→ **Request**
Using the data below, copy every line that contains the word "platformie".

##### Exercise material #####

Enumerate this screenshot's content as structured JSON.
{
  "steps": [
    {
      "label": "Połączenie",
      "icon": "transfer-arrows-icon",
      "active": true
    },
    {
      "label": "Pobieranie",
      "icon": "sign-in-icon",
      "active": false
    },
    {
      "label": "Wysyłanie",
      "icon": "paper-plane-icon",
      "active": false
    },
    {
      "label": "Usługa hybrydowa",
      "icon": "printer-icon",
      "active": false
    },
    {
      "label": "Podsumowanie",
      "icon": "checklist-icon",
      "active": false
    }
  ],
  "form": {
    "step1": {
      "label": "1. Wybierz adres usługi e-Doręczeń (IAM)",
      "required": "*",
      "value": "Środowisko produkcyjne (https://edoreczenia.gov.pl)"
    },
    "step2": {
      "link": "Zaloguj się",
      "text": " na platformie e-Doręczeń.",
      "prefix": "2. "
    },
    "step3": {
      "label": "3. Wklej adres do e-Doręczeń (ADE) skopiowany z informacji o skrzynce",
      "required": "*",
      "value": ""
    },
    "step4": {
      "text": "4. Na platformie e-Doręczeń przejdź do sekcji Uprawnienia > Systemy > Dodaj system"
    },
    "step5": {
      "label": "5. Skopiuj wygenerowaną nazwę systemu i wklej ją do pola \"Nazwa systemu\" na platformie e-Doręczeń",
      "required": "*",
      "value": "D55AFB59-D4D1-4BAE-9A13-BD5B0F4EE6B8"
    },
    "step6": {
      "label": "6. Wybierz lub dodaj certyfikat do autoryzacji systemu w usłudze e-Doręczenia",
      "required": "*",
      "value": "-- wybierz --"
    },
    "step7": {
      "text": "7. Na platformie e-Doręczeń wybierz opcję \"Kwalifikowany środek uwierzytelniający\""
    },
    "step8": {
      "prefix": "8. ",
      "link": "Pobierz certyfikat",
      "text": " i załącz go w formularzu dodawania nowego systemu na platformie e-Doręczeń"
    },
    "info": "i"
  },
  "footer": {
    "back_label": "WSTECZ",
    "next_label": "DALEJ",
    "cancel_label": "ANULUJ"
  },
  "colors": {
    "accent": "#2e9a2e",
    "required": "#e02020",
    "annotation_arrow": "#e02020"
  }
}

#####

→ **Result of this task**
      "text": " na platformie e-Doręczeń.",
      "text": "4. Na platformie e-Doręczeń przejdź do sekcji Uprawnienia > Systemy > Dodaj system"
      "label": "5. Skopiuj wygenerowaną nazwę systemu i wklej ją do pola \"Nazwa systemu\" na platformie e-Doręczeń",
      "text": "7. Na platformie e-Doręczeń wybierz opcję \"Kwalifikowany środek uwierzytelniający\""
      "text": " i załącz go w formularzu dodawania nowego systemu na platformie e-Doręczeń"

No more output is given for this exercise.